## [Task description]
Look through the data below and work out how many lines contain the string "this". Give the number alone.

## [Data rows]

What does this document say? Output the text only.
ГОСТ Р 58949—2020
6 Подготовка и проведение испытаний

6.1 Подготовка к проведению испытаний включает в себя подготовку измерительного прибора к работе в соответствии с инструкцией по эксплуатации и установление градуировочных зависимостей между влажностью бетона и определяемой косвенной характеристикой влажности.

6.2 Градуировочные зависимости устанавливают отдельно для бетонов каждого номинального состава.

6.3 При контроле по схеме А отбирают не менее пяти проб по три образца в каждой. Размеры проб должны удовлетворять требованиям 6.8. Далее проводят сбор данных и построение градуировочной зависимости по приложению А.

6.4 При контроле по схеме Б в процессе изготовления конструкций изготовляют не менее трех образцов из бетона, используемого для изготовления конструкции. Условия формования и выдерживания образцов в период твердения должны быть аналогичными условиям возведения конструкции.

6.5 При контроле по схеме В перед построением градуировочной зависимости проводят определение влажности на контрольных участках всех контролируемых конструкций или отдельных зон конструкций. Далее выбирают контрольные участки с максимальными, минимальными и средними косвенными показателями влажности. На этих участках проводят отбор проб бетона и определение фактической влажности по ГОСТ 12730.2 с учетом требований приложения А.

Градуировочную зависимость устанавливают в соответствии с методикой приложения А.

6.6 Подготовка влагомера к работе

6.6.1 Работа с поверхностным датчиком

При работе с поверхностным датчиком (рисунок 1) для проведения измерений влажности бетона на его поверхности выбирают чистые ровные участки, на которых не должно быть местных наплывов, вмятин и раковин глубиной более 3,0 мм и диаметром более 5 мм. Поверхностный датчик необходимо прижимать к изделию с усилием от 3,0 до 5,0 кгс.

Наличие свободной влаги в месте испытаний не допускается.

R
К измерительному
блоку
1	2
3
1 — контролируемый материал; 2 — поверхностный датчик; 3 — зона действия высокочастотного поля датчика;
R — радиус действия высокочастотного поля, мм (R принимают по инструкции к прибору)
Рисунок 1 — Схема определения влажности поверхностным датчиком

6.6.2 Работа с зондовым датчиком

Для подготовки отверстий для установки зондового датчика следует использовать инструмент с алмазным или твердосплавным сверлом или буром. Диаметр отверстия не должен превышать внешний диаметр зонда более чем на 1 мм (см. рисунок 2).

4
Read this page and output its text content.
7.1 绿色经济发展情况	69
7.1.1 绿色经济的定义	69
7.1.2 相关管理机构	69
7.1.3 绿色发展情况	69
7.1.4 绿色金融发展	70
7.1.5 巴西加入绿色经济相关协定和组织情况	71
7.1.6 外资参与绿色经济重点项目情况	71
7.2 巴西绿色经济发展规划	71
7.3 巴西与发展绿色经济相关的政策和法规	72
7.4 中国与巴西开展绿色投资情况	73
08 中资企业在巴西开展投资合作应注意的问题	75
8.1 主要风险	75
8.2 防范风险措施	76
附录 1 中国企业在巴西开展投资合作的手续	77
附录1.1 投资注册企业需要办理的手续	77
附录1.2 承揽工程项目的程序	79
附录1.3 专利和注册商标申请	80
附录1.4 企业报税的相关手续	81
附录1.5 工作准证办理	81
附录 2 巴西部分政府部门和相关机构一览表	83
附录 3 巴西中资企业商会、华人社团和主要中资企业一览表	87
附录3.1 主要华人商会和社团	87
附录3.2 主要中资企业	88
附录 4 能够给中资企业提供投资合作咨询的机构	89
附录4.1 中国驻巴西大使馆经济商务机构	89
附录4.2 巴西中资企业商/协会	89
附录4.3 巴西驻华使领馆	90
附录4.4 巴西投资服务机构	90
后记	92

## [Complete answer]
2